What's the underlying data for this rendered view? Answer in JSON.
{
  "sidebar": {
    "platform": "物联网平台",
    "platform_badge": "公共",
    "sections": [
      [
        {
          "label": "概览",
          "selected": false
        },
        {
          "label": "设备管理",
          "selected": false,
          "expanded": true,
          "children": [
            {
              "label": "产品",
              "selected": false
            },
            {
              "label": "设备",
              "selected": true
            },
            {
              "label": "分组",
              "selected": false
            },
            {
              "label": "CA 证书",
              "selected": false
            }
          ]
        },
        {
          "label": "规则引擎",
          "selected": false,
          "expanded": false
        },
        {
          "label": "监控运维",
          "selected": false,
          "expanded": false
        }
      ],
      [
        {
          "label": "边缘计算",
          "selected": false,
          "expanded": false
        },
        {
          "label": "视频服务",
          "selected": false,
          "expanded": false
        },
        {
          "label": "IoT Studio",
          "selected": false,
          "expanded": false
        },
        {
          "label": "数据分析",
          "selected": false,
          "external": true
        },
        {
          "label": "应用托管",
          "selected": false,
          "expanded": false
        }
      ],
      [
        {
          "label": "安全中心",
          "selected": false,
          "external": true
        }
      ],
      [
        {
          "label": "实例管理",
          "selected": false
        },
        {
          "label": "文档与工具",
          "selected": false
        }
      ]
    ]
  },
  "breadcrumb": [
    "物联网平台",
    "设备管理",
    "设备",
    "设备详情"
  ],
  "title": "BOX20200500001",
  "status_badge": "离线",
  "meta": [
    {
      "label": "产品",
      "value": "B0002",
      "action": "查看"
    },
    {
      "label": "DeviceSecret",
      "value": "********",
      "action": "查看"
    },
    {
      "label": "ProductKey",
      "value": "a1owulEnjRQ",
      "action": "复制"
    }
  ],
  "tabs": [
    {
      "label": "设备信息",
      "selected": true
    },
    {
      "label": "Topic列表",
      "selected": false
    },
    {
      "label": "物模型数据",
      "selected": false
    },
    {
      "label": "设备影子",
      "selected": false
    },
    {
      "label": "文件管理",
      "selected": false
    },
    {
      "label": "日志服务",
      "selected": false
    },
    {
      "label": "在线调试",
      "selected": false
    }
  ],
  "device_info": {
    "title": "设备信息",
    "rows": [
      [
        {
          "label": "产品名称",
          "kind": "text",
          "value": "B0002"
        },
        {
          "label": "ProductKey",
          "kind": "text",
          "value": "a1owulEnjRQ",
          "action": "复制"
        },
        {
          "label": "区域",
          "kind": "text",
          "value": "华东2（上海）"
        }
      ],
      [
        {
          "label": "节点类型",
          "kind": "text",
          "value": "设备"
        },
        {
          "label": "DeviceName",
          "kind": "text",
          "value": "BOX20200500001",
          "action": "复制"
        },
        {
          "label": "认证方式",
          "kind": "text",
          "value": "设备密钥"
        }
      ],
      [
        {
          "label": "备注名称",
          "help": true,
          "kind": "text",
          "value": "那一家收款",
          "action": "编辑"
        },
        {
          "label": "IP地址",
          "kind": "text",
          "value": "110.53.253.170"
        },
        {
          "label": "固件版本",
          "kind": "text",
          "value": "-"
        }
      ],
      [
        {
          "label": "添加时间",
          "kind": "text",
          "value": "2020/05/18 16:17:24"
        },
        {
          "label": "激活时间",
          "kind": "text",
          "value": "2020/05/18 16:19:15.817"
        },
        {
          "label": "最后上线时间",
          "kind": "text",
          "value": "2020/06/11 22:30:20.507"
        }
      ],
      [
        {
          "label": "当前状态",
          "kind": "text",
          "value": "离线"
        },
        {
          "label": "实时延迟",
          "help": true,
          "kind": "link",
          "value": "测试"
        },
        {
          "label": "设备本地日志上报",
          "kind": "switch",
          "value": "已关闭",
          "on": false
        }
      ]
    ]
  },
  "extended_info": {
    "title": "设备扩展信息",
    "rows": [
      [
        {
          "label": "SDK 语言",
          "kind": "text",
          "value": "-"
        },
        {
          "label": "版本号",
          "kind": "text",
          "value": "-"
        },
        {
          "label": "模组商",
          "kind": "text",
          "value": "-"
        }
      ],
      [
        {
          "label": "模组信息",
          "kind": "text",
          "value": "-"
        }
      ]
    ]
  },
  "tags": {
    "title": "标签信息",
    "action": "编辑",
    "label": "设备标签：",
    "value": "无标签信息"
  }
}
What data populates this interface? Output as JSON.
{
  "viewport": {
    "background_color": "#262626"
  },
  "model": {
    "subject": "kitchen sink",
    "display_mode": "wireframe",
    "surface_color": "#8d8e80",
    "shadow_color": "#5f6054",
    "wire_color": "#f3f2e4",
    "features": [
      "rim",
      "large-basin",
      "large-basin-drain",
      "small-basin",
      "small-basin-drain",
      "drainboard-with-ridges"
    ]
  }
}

§

• STATED EXERCISE:
Return each line where "this" shows up.

• OUTPUT OF THE EXERCISE:
What's the underlying data for this rendered view? Answer in JSON.
What data populates this interface? Output as JSON.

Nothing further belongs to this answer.